Task statement - Please print all of the material below, word for word.

:: Input records ::

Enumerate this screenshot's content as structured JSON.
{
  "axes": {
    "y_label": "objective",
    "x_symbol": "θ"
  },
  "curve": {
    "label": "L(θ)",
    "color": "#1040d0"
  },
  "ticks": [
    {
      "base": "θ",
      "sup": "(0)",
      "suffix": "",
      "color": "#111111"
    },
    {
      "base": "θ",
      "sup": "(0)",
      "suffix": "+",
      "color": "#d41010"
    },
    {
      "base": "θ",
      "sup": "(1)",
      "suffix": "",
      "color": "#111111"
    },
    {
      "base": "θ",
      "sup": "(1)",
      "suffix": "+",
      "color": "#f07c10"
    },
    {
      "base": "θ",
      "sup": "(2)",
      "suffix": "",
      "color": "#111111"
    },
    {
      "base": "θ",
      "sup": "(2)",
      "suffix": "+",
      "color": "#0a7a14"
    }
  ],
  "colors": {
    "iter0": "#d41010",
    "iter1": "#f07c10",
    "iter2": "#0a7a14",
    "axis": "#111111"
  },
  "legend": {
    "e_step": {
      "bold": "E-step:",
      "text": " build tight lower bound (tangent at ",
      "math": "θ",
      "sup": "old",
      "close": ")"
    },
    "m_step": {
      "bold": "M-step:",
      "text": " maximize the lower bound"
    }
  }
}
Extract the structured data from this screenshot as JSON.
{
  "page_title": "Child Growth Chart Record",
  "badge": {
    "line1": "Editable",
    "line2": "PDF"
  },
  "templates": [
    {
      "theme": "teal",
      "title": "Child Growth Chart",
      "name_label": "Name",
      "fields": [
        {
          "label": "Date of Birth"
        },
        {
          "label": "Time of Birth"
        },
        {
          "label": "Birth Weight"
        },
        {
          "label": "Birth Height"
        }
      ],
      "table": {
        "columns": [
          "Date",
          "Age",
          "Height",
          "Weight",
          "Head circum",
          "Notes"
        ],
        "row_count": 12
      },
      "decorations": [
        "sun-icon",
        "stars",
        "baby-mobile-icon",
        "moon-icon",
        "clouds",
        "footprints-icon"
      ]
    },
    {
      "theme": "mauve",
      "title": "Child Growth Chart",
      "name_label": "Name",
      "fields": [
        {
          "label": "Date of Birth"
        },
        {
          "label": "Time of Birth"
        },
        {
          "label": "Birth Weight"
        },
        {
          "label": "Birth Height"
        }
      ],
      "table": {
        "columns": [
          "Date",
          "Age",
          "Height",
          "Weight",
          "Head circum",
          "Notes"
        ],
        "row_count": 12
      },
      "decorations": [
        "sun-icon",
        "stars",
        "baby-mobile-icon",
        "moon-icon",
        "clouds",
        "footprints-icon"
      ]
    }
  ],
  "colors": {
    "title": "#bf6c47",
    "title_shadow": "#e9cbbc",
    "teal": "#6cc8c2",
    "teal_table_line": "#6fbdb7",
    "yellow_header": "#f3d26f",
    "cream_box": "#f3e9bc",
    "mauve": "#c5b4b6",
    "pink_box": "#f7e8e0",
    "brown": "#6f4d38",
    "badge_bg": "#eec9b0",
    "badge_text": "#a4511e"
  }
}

:::

Answer to the exercise -
Enumerate this screenshot's content as structured JSON.
{
  "axes": {
    "y_label": "objective",
    "x_symbol": "θ"
  },
  "curve": {
    "label": "L(θ)",
    "color": "#1040d0"
  },
  "ticks": [
    {
      "base": "θ",
      "sup": "(0)",
      "suffix": "",
      "color": "#111111"
    },
    {
      "base": "θ",
      "sup": "(0)",
      "suffix": "+",
      "color": "#d41010"
    },
    {
      "base": "θ",
      "sup": "(1)",
      "suffix": "",
      "color": "#111111"
    },
    {
      "base": "θ",
      "sup": "(1)",
      "suffix": "+",
      "color": "#f07c10"
    },
    {
      "base": "θ",
      "sup": "(2)",
      "suffix": "",
      "color": "#111111"
    },
    {
      "base": "θ",
      "sup": "(2)",
      "suffix": "+",
      "color": "#0a7a14"
    }
  ],
  "colors": {
    "iter0": "#d41010",
    "iter1": "#f07c10",
    "iter2": "#0a7a14",
    "axis": "#111111"
  },
  "legend": {
    "e_step": {
      "bold": "E-step:",
      "text": " build tight lower bound (tangent at ",
      "math": "θ",
      "sup": "old",
      "close": ")"
    },
    "m_step": {
      "bold": "M-step:",
      "text": " maximize the lower bound"
    }
  }
}
Extract the structured data from this screenshot as JSON.
{
  "page_title": "Child Growth Chart Record",
  "badge": {
    "line1": "Editable",
    "line2": "PDF"
  },
  "templates": [
    {
      "theme": "teal",
      "title": "Child Growth Chart",
      "name_label": "Name",
      "fields": [
        {
          "label": "Date of Birth"
        },
        {
          "label": "Time of Birth"
        },
        {
          "label": "Birth Weight"
        },
        {
          "label": "Birth Height"
        }
      ],
      "table": {
        "columns": [
          "Date",
          "Age",
          "Height",
          "Weight",
          "Head circum",
          "Notes"
        ],
        "row_count": 12
      },
      "decorations": [
        "sun-icon",
        "stars",
        "baby-mobile-icon",
        "moon-icon",
        "clouds",
        "footprints-icon"
      ]
    },
    {
      "theme": "mauve",
      "title": "Child Growth Chart",
      "name_label": "Name",
      "fields": [
        {
          "label": "Date of Birth"
        },
        {
          "label": "Time of Birth"
        },
        {
          "label": "Birth Weight"
        },
        {
          "label": "Birth Height"
        }
      ],
      "table": {
        "columns": [
          "Date",
          "Age",
          "Height",
          "Weight",
          "Head circum",
          "Notes"
        ],
        "row_count": 12
      },
      "decorations": [
        "sun-icon",
        "stars",
        "baby-mobile-icon",
        "moon-icon",
        "clouds",
        "footprints-icon"
      ]
    }
  ],
  "colors": {
    "title": "#bf6c47",
    "title_shadow": "#e9cbbc",
    "teal": "#6cc8c2",
    "teal_table_line": "#6fbdb7",
    "yellow_header": "#f3d26f",
    "cream_box": "#f3e9bc",
    "mauve": "#c5b4b6",
    "pink_box": "#f7e8e0",
    "brown": "#6f4d38",
    "badge_bg": "#eec9b0",
    "badge_text": "#a4511e"
  }
}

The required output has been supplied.